Short problem: Restate the listing below word for word, omitting any images.

--- START Given records ---

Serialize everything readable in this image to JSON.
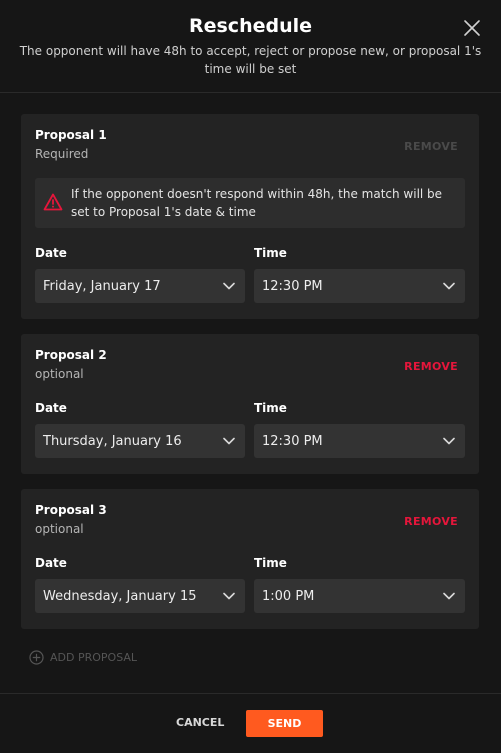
{
  "header": {
    "title": "Reschedule",
    "subtitle": "The opponent will have 48h to accept, reject or propose new, or proposal 1's time will be set"
  },
  "labels": {
    "date": "Date",
    "time": "Time"
  },
  "proposals": [
    {
      "title": "Proposal 1",
      "subtitle": "Required",
      "remove_label": "REMOVE",
      "remove_enabled": false,
      "warning": "If the opponent doesn't respond within 48h, the match will be set to Proposal 1's date & time",
      "date": "Friday, January 17",
      "time": "12:30 PM"
    },
    {
      "title": "Proposal 2",
      "subtitle": "optional",
      "remove_label": "REMOVE",
      "remove_enabled": true,
      "date": "Thursday, January 16",
      "time": "12:30 PM"
    },
    {
      "title": "Proposal 3",
      "subtitle": "optional",
      "remove_label": "REMOVE",
      "remove_enabled": true,
      "date": "Wednesday, January 15",
      "time": "1:00 PM"
    }
  ],
  "add_proposal_label": "ADD PROPOSAL",
  "footer": {
    "cancel_label": "CANCEL",
    "send_label": "SEND"
  },
  "colors": {
    "accent": "#ff5a1f",
    "remove": "#e5163b",
    "warning": "#e5163b"
  },
  "icons": {
    "close": "close-icon",
    "warning": "warning-triangle-icon",
    "chevron": "chevron-down-icon",
    "add": "plus-circle-icon"
  }
}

--- END Given records ---

Finished exercise:
Serialize everything readable in this image to JSON.
{
  "header": {
    "title": "Reschedule",
    "subtitle": "The opponent will have 48h to accept, reject or propose new, or proposal 1's time will be set"
  },
  "labels": {
    "date": "Date",
    "time": "Time"
  },
  "proposals": [
    {
      "title": "Proposal 1",
      "subtitle": "Required",
      "remove_label": "REMOVE",
      "remove_enabled": false,
      "warning": "If the opponent doesn't respond within 48h, the match will be set to Proposal 1's date & time",
      "date": "Friday, January 17",
      "time": "12:30 PM"
    },
    {
      "title": "Proposal 2",
      "subtitle": "optional",
      "remove_label": "REMOVE",
      "remove_enabled": true,
      "date": "Thursday, January 16",
      "time": "12:30 PM"
    },
    {
      "title": "Proposal 3",
      "subtitle": "optional",
      "remove_label": "REMOVE",
      "remove_enabled": true,
      "date": "Wednesday, January 15",
      "time": "1:00 PM"
    }
  ],
  "add_proposal_label": "ADD PROPOSAL",
  "footer": {
    "cancel_label": "CANCEL",
    "send_label": "SEND"
  },
  "colors": {
    "accent": "#ff5a1f",
    "remove": "#e5163b",
    "warning": "#e5163b"
  },
  "icons": {
    "close": "close-icon",
    "warning": "warning-triangle-icon",
    "chevron": "chevron-down-icon",
    "add": "plus-circle-icon"
  }
}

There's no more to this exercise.